- [Page]
#####
Continue reading CITCON Australia/New Zealand 2010 - Day 2 (Part 2).

I attended CITCON A/NZ 2010 in Wellington, New Zealand. CITCON is an unconference on Continuous Integration and Testing, it uses an open space format (which worked really really well), and CITCON rocked! (more about this later)




CITCON breaks Wellington :)

My flight arrived at 3.30pm, and day 1 activities started at 6.30pm. Paul Julius and Jeffrey Fredrick kicked-off the show by introducing what CITCON was about and how it was going to work, the rest was then up to us, the attendees.




PJ and Jeff.

The attendees then suggested the topics they would like to facilitate and voted on the ones they would like to attend. Given that it was my first open space conference, I wasn’t sure how open space could possibly work out. I read about how it’s _supposed_ to work, but I still wondered “really?”




I was introduced to the awesomeness of Sharpie.

The voting then continued during social hour at Foxglove. I had a chance to talk to Bruce Chapman who suggested an informal Hudson BOF session on the topic of the pain and pleasure of using Hudson plugins. In summary we agreed that Hudson core is solid, but there’s a need for better orchestration on those myriad of plugins, the question is who’s going to do it because clearly leaving it to the plugin maintainers haven’t really worked out (myself included, guilty).
#####
- [Exercise prompt] From the CITCON conference post, extract everything from "CITCON breaks Wellington" down to "us, the attendees.", word for word.
#####
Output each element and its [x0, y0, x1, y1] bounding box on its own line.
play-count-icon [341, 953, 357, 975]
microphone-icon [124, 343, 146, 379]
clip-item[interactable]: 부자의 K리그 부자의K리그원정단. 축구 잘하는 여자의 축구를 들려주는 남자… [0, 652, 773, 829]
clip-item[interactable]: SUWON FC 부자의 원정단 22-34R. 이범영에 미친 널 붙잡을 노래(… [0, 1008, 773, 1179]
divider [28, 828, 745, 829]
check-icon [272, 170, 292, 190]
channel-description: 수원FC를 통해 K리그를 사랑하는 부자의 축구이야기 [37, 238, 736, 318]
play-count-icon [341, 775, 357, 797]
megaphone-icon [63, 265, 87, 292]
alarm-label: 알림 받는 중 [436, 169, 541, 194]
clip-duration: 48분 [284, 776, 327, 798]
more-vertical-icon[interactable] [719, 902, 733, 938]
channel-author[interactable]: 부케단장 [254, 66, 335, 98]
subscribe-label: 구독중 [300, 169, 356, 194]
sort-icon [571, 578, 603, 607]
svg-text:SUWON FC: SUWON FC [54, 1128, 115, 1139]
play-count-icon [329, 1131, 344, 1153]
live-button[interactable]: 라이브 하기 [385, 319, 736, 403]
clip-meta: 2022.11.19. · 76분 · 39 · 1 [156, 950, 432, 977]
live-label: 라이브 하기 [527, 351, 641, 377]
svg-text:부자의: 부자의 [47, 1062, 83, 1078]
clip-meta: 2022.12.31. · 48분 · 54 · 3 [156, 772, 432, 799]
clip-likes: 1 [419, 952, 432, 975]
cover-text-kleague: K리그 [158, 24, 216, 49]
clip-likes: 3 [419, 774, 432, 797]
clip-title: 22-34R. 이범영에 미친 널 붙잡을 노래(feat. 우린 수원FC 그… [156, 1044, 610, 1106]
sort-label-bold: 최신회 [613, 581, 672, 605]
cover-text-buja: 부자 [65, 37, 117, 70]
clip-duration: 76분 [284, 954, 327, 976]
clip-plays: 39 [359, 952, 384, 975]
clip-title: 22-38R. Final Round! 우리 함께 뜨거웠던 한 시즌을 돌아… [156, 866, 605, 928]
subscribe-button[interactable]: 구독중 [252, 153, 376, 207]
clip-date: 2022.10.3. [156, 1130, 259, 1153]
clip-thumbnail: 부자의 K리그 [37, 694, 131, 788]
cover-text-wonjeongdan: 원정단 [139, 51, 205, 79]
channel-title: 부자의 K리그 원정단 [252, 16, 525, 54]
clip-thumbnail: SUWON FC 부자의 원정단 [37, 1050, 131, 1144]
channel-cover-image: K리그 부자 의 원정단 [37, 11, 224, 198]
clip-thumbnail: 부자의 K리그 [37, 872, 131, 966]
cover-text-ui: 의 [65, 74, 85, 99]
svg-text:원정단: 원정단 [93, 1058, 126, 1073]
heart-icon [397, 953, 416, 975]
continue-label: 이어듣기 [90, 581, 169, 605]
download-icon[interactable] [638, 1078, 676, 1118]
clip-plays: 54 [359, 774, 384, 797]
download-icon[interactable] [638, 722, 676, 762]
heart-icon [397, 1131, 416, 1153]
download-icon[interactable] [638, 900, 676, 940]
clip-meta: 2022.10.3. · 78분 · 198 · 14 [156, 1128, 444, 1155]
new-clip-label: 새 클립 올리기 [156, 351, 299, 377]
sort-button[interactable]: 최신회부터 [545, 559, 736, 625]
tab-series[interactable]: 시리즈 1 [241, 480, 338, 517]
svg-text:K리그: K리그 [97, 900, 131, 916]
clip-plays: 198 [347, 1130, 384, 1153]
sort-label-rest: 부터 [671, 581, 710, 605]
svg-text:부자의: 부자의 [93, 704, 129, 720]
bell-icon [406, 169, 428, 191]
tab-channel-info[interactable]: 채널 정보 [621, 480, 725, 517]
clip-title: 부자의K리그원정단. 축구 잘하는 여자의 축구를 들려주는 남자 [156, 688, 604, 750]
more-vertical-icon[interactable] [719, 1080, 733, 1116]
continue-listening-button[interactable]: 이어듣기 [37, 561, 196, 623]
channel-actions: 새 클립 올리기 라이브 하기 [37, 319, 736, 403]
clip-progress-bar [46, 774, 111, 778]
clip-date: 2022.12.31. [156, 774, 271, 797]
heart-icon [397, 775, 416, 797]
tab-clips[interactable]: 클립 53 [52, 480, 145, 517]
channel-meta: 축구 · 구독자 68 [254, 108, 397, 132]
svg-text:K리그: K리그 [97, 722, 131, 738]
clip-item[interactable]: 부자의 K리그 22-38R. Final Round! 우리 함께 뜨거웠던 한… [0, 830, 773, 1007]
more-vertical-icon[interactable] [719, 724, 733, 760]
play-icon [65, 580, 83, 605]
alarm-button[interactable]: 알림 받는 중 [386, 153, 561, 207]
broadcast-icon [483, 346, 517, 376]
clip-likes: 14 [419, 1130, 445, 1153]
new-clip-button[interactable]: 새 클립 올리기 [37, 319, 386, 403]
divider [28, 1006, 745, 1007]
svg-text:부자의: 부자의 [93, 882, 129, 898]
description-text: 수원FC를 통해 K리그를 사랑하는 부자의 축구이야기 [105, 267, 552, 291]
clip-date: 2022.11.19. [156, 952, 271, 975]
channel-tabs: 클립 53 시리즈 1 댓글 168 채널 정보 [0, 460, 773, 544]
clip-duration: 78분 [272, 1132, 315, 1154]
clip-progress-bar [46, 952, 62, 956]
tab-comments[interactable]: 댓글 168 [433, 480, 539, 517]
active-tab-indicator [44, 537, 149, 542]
#####
- [Complete answer]
CITCON breaks Wellington :)

My flight arrived at 3.30pm, and day 1 activities started at 6.30pm. Paul Julius and Jeffrey Fredrick kicked-off the show by introducing what CITCON was about and how it was going to work, the rest was then up to us, the attendees.